→ **Work instructions**
Determine how many lines of this material contain "Attack". Give only the number.

→ **Provided information**
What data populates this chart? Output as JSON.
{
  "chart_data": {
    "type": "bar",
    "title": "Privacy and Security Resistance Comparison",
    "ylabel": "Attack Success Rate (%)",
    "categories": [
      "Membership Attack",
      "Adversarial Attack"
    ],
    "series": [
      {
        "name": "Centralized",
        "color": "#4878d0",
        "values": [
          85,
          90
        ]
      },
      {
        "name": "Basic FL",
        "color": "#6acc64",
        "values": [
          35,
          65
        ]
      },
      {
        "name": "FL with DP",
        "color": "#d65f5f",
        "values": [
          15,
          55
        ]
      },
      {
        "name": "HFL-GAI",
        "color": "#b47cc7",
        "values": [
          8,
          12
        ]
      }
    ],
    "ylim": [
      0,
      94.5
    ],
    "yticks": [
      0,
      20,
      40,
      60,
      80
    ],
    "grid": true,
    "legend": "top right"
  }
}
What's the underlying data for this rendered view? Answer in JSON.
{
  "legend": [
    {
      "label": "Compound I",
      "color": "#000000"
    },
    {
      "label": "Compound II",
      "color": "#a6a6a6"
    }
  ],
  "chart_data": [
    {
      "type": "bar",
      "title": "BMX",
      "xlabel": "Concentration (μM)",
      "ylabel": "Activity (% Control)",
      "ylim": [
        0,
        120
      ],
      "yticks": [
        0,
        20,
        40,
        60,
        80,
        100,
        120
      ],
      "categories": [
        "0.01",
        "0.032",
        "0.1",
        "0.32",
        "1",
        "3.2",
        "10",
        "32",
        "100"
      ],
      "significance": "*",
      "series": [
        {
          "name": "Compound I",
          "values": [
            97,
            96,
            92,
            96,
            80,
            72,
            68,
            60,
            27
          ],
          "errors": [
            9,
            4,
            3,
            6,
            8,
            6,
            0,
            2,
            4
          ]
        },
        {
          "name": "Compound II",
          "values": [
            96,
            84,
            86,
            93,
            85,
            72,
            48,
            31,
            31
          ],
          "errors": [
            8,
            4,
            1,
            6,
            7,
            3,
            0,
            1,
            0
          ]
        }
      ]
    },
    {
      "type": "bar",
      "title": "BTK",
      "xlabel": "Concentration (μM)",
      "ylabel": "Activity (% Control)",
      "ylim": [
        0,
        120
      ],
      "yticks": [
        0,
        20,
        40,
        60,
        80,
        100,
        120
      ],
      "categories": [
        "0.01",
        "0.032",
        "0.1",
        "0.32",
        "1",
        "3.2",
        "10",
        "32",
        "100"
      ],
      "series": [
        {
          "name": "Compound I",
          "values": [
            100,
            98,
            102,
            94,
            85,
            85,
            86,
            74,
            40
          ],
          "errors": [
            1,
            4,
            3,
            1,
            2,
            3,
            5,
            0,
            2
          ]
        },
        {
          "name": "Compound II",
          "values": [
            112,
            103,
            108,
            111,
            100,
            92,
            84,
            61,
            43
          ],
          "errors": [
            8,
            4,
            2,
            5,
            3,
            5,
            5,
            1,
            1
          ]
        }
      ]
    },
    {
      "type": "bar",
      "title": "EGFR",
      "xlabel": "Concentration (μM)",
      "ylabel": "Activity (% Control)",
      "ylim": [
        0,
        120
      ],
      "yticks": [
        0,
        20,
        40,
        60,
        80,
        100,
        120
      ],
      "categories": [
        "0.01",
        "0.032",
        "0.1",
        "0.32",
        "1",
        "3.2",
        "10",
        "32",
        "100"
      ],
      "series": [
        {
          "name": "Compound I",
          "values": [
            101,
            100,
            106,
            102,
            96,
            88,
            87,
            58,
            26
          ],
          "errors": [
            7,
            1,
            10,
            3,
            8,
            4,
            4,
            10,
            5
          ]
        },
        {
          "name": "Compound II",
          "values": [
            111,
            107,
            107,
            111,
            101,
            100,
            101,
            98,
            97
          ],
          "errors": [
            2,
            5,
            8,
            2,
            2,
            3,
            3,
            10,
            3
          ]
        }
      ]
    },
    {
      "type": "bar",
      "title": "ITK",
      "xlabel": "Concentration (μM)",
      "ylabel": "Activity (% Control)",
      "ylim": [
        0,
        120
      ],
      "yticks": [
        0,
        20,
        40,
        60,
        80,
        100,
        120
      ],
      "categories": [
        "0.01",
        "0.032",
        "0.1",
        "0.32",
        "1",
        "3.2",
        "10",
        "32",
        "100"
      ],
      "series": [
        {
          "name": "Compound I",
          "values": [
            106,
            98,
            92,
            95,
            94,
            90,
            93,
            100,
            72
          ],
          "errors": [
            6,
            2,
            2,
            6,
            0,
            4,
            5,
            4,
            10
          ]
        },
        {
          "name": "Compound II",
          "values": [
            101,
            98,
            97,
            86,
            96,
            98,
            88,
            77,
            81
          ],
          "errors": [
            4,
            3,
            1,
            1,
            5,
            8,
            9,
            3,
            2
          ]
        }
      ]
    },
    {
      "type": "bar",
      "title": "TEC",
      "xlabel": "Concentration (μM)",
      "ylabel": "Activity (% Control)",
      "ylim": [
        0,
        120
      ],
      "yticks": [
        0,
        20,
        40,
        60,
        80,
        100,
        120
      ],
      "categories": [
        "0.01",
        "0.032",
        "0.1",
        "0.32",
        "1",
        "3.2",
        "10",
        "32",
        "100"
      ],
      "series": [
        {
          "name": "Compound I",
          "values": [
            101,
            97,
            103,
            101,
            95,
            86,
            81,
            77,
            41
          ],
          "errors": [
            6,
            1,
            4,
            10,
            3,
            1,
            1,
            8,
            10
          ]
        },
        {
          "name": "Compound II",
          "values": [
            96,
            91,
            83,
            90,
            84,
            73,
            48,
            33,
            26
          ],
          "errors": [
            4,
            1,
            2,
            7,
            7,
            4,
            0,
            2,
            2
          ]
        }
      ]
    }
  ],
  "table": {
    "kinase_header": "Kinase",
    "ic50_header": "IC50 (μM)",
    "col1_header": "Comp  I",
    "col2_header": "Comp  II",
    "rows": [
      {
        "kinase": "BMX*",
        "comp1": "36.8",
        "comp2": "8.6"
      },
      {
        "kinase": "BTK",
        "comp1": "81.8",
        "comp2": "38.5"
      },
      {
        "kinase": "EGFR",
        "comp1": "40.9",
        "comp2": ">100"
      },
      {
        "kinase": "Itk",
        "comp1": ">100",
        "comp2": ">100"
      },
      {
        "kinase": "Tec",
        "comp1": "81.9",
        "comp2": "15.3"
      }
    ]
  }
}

→ **Solution for this task**
3